▶ Do this: Only the lines from the one containing "Give me a plain-text" through the end of the material are to be echoed, each exactly as it appears.

Dataset items
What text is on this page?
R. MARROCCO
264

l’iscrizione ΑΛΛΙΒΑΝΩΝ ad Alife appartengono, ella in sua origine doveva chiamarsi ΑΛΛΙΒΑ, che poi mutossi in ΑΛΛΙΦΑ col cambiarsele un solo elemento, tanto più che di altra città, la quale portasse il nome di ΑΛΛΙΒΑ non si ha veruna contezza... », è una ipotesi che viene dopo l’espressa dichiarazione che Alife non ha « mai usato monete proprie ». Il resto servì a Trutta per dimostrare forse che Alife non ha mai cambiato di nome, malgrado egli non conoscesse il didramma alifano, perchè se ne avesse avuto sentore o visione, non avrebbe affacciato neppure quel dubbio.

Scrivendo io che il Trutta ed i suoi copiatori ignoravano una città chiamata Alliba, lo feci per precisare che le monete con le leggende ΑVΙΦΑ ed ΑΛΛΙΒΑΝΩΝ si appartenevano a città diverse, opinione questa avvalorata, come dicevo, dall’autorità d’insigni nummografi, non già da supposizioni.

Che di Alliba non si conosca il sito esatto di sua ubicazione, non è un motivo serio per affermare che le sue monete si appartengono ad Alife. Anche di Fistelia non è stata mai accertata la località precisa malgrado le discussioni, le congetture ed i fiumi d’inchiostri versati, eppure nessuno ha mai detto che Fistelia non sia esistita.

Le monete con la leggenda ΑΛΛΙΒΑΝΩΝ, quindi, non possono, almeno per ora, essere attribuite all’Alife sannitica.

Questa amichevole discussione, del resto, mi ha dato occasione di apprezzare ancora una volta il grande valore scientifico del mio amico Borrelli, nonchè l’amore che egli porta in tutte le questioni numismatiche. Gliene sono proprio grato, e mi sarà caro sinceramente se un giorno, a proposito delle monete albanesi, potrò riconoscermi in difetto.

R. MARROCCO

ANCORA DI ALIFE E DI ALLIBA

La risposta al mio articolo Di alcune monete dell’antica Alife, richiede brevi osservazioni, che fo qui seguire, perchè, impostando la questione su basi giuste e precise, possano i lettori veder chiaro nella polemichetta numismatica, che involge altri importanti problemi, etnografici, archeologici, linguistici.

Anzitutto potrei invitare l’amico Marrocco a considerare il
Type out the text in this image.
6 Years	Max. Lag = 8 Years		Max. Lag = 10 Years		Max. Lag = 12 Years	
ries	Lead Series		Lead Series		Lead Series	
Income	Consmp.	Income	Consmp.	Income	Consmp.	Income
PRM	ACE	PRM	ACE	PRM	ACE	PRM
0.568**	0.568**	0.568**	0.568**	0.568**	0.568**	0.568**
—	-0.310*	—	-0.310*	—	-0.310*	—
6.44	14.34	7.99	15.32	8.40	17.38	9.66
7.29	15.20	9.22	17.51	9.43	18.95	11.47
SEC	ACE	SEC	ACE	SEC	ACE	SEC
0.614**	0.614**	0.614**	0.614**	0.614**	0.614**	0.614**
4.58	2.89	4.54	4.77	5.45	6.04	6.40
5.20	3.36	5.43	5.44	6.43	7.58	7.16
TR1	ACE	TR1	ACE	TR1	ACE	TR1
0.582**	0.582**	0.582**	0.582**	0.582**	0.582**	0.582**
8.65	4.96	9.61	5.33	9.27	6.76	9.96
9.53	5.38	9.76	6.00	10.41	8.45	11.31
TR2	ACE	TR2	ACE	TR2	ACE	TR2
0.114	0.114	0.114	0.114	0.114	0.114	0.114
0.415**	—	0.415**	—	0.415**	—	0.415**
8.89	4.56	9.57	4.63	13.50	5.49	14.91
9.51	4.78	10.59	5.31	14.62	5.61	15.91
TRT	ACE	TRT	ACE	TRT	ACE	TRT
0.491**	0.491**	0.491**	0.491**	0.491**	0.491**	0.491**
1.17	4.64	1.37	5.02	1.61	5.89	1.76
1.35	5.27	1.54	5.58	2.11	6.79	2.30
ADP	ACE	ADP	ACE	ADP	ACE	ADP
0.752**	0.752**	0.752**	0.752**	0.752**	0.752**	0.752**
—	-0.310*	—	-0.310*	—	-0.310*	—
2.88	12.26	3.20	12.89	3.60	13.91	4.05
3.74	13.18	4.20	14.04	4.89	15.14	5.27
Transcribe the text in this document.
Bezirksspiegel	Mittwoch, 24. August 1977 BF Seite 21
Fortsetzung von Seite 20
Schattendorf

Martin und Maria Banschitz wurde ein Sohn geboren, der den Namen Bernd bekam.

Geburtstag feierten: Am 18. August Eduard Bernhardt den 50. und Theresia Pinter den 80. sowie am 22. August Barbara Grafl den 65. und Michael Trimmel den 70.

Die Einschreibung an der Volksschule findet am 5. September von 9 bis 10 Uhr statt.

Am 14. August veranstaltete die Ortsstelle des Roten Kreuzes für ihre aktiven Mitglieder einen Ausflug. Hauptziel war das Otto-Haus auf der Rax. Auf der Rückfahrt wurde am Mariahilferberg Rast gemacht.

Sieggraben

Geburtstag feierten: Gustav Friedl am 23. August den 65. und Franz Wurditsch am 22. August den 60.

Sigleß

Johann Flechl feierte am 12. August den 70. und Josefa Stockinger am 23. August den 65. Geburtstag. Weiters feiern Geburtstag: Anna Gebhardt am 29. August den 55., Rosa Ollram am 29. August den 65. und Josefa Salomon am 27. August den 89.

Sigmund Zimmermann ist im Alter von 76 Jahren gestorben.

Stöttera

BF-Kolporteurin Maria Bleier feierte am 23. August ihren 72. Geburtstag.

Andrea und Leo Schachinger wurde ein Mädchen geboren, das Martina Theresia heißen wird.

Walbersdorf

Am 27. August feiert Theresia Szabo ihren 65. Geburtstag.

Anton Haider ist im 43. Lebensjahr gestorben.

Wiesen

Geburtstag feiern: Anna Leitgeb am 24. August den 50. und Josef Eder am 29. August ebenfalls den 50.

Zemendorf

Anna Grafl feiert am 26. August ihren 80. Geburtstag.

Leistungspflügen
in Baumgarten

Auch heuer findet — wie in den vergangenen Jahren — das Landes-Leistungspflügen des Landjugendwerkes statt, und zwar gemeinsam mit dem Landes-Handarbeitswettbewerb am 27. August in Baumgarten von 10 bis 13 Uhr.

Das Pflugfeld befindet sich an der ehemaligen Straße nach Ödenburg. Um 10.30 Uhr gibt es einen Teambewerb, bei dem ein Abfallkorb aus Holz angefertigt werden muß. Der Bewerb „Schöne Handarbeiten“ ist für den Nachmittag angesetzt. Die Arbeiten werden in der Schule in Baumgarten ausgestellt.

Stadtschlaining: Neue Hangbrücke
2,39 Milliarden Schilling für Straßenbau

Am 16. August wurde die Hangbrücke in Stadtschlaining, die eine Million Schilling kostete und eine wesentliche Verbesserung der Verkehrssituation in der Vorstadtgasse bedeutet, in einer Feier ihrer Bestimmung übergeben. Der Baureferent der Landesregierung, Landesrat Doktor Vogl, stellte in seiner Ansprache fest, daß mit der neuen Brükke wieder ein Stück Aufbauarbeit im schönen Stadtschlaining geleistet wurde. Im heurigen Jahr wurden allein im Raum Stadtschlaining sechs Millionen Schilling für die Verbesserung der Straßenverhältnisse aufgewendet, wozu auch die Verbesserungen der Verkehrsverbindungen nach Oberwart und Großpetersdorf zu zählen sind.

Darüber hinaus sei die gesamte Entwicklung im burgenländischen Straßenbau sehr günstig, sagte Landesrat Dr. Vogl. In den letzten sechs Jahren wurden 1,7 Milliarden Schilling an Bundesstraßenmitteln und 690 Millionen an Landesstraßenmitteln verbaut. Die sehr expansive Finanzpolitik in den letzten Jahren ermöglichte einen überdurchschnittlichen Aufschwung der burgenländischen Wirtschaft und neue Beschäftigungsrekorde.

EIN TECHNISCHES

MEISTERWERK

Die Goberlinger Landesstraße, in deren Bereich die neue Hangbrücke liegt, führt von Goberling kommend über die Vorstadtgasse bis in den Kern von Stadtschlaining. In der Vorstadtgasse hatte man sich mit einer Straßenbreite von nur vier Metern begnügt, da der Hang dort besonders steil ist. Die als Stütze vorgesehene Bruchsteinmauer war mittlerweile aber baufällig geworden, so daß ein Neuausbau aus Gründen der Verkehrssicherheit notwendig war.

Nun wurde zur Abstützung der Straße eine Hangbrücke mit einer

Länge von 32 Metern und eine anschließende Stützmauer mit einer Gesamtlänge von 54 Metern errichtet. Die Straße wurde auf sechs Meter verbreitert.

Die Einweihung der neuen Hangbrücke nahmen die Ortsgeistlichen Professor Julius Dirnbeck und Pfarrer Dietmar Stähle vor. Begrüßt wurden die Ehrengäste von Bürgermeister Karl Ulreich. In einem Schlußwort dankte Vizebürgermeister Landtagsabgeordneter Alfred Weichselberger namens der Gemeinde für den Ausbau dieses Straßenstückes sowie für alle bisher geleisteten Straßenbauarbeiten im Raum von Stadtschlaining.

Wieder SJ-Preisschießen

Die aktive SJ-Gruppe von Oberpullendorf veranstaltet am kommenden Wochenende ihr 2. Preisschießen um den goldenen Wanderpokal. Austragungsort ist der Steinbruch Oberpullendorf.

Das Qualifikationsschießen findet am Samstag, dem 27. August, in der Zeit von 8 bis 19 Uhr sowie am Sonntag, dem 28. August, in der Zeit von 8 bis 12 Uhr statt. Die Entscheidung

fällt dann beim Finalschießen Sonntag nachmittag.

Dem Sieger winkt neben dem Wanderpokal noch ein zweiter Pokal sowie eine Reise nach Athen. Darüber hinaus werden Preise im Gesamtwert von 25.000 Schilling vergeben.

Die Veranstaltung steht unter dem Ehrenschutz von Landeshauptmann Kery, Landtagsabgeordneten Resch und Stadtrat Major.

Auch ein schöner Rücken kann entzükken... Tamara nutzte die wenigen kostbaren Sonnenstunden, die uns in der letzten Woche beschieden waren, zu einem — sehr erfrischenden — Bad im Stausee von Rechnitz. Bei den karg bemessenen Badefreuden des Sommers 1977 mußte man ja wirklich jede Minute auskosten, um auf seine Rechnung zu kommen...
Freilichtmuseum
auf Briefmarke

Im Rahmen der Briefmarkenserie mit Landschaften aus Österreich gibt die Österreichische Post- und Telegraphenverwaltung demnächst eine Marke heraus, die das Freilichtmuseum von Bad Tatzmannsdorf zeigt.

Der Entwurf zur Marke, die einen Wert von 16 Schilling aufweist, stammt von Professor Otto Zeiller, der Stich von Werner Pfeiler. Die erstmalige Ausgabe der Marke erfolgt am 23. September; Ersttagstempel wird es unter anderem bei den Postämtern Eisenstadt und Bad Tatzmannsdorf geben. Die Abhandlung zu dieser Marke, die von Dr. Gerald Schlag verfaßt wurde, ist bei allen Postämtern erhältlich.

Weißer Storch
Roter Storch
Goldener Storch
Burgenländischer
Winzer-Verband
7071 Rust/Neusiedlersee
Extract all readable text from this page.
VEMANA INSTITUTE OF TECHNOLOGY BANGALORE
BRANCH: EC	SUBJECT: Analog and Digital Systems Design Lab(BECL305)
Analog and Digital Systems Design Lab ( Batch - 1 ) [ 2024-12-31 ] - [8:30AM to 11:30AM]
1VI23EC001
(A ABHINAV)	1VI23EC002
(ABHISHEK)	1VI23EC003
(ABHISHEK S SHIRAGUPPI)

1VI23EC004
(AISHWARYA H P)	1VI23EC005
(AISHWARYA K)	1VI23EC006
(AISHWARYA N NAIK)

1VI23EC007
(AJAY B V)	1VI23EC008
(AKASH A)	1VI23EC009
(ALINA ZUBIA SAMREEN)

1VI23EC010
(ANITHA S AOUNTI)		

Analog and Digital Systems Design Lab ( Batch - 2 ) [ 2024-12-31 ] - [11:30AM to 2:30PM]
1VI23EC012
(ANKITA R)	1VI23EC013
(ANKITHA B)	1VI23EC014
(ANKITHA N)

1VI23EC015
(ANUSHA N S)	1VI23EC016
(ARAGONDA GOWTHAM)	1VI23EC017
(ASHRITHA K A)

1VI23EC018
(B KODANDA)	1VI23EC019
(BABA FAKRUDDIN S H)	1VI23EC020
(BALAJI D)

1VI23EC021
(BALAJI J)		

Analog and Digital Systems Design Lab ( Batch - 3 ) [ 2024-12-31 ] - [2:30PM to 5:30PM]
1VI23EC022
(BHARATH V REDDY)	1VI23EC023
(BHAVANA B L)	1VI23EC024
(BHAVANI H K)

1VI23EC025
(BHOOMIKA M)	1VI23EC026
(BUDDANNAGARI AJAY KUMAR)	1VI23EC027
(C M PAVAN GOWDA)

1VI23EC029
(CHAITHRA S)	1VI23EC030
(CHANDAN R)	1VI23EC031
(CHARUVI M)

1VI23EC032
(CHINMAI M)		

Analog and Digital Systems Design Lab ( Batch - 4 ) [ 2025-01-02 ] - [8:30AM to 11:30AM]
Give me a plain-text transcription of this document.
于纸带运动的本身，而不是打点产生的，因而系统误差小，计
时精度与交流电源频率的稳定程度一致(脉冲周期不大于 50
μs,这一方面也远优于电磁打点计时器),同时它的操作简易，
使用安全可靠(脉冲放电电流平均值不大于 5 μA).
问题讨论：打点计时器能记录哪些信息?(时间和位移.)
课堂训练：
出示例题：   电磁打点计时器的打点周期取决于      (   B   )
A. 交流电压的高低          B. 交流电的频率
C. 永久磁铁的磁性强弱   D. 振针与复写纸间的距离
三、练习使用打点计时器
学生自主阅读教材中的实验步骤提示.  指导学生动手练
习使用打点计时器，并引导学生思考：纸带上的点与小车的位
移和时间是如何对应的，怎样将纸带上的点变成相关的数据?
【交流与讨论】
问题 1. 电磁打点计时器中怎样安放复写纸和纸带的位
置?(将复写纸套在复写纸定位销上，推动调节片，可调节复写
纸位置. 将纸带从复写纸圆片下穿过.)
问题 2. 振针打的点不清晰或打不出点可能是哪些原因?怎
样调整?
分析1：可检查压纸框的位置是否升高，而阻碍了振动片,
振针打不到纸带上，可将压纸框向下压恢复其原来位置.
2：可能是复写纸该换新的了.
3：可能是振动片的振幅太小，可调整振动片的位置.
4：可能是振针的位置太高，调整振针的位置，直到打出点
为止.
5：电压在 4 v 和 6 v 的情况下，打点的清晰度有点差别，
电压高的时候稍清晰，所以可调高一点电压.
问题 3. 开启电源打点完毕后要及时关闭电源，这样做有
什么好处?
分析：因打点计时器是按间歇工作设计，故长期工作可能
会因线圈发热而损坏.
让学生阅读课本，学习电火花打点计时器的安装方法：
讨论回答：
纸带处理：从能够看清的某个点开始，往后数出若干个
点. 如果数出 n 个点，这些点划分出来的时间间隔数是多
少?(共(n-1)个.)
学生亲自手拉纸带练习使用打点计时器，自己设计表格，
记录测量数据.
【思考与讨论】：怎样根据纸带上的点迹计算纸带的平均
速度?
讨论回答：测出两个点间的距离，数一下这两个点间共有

▶ Solution to the exercise:
Give me a plain-text transcription of this document.
于纸带运动的本身，而不是打点产生的，因而系统误差小，计
时精度与交流电源频率的稳定程度一致(脉冲周期不大于 50
μs,这一方面也远优于电磁打点计时器),同时它的操作简易，
使用安全可靠(脉冲放电电流平均值不大于 5 μA).
问题讨论：打点计时器能记录哪些信息?(时间和位移.)
课堂训练：
出示例题：   电磁打点计时器的打点周期取决于      (   B   )
A. 交流电压的高低          B. 交流电的频率
C. 永久磁铁的磁性强弱   D. 振针与复写纸间的距离
三、练习使用打点计时器
学生自主阅读教材中的实验步骤提示.  指导学生动手练
习使用打点计时器，并引导学生思考：纸带上的点与小车的位
移和时间是如何对应的，怎样将纸带上的点变成相关的数据?
【交流与讨论】
问题 1. 电磁打点计时器中怎样安放复写纸和纸带的位
置?(将复写纸套在复写纸定位销上，推动调节片，可调节复写
纸位置. 将纸带从复写纸圆片下穿过.)
问题 2. 振针打的点不清晰或打不出点可能是哪些原因?怎
样调整?
分析1：可检查压纸框的位置是否升高，而阻碍了振动片,
振针打不到纸带上，可将压纸框向下压恢复其原来位置.
2：可能是复写纸该换新的了.
3：可能是振动片的振幅太小，可调整振动片的位置.
4：可能是振针的位置太高，调整振针的位置，直到打出点
为止.
5：电压在 4 v 和 6 v 的情况下，打点的清晰度有点差别，
电压高的时候稍清晰，所以可调高一点电压.
问题 3. 开启电源打点完毕后要及时关闭电源，这样做有
什么好处?
分析：因打点计时器是按间歇工作设计，故长期工作可能
会因线圈发热而损坏.
让学生阅读课本，学习电火花打点计时器的安装方法：
讨论回答：
纸带处理：从能够看清的某个点开始，往后数出若干个
点. 如果数出 n 个点，这些点划分出来的时间间隔数是多
少?(共(n-1)个.)
学生亲自手拉纸带练习使用打点计时器，自己设计表格，
记录测量数据.
【思考与讨论】：怎样根据纸带上的点迹计算纸带的平均
速度?
讨论回答：测出两个点间的距离，数一下这两个点间共有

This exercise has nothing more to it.